WHAT IS ASKED -> Locate every line in the material below that has the word "tersebut". Copy each of those lines.

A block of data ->
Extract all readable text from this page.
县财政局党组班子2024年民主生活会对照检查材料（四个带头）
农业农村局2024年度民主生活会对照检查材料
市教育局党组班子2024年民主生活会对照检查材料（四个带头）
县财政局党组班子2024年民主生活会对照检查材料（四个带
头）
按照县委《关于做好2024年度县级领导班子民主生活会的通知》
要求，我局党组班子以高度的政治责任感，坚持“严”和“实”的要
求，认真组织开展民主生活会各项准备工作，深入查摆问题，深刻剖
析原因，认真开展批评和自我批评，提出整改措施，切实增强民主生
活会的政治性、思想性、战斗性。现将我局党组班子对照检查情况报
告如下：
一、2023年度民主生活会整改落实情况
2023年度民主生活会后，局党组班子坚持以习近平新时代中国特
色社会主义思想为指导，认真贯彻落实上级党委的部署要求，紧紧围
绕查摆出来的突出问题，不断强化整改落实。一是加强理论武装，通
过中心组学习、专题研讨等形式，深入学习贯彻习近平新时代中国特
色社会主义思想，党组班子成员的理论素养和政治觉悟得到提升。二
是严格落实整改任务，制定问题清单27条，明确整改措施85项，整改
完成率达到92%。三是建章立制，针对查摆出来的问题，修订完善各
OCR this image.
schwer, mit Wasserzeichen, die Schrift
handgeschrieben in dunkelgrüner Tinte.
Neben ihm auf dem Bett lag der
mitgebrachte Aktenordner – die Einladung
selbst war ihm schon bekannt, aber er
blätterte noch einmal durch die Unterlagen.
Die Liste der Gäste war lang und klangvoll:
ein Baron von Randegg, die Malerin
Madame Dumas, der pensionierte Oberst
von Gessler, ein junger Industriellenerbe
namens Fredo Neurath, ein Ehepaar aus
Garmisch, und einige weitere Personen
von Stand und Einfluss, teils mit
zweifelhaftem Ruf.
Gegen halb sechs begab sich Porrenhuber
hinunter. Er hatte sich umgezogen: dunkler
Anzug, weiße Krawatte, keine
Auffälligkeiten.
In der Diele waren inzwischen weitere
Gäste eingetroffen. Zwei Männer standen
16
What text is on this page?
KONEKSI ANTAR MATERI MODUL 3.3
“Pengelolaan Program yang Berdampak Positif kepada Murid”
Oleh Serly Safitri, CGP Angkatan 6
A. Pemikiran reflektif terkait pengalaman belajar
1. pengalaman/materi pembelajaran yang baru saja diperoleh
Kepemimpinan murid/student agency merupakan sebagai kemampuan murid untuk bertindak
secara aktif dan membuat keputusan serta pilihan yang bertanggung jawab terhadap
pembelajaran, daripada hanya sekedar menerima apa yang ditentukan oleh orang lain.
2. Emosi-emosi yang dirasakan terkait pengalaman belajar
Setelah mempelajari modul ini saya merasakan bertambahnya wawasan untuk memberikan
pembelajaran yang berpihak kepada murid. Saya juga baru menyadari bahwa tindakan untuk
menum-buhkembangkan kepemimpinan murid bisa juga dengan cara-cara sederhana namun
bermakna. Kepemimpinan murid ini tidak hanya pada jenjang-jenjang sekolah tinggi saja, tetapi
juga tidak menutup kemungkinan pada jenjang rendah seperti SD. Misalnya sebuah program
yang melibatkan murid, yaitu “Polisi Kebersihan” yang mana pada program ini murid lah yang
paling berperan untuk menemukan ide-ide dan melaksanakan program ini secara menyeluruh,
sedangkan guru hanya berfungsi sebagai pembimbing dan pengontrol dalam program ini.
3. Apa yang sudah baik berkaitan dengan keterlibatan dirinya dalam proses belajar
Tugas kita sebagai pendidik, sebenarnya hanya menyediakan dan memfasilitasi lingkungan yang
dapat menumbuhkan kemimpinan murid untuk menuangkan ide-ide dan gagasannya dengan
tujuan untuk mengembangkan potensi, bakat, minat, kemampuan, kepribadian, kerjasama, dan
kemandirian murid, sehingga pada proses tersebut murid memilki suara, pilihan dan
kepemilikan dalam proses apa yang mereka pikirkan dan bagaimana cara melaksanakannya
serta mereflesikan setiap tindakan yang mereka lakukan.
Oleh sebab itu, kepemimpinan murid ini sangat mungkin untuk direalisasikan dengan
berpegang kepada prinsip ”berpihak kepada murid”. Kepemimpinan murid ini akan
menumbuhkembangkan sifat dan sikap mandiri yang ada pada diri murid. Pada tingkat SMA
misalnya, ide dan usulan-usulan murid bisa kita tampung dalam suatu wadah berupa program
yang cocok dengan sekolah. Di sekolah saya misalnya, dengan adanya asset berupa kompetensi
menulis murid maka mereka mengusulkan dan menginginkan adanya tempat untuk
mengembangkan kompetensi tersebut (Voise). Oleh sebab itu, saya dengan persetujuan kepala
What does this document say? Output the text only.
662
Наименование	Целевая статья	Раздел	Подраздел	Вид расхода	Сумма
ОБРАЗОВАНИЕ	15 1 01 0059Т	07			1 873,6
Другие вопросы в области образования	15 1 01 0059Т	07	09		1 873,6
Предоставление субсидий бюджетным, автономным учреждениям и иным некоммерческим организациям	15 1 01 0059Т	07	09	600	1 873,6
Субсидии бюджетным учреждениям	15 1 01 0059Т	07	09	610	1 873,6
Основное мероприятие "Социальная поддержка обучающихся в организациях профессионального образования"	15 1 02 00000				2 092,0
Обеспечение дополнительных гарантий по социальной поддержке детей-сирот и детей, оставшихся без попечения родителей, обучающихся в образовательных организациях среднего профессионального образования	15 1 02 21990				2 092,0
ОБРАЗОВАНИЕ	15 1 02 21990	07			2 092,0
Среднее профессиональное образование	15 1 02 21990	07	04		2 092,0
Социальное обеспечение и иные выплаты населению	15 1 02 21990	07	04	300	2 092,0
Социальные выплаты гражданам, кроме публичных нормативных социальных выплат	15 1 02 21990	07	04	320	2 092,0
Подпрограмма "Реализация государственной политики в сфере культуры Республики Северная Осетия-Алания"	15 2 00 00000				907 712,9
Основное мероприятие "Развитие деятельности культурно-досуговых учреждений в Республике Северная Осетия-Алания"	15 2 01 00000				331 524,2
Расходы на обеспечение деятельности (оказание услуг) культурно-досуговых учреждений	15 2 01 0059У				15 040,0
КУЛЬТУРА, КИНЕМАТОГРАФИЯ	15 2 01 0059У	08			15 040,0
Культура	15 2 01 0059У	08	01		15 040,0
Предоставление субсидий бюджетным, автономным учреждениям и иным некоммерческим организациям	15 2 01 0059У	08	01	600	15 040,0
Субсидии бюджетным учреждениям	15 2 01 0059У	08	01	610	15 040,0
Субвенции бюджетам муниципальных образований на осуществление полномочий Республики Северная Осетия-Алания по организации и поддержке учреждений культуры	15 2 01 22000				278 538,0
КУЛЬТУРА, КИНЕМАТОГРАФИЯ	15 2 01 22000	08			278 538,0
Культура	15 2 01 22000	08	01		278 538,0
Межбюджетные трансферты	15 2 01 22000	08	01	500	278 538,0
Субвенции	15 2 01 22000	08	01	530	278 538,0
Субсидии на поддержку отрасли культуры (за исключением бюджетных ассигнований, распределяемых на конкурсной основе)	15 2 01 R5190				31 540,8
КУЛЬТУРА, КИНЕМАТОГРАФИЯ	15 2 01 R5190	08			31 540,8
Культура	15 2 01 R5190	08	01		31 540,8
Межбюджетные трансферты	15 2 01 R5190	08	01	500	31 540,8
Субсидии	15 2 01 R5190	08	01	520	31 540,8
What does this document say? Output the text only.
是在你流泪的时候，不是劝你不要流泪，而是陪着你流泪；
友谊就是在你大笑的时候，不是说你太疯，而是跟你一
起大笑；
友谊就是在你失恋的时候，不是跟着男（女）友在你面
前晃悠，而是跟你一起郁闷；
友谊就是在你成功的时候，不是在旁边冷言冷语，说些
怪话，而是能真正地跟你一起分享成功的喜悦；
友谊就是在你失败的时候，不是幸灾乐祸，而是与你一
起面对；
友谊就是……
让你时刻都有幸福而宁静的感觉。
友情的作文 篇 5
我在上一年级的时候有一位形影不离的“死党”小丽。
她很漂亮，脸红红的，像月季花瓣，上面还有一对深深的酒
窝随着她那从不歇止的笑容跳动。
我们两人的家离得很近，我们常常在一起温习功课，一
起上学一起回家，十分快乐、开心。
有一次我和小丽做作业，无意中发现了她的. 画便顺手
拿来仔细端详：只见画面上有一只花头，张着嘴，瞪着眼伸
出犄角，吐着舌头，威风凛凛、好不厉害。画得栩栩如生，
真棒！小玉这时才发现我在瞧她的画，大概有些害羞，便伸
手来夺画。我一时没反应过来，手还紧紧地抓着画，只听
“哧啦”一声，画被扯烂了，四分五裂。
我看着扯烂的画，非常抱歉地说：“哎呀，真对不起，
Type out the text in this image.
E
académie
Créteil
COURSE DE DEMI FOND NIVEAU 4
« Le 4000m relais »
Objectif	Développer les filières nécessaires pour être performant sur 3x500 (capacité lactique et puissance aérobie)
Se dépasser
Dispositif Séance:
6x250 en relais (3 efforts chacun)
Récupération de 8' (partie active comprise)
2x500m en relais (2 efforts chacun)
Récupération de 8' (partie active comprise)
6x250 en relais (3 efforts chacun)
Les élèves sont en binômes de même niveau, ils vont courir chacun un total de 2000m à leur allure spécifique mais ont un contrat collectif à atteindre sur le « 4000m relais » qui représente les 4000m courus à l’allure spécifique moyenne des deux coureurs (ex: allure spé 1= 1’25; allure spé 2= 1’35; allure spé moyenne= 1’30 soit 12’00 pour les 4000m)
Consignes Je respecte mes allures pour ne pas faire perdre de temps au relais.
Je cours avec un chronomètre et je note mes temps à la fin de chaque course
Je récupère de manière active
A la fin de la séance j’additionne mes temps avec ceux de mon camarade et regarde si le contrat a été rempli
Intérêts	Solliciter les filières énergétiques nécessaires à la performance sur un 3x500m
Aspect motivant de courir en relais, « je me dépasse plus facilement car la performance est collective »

RESULT OF THE EXERCISE ->
kemandirian murid, sehingga pada proses tersebut murid memilki suara, pilihan dan
mengembangkan kompetensi tersebut (Voise). Oleh sebab itu, saya dengan persetujuan kepala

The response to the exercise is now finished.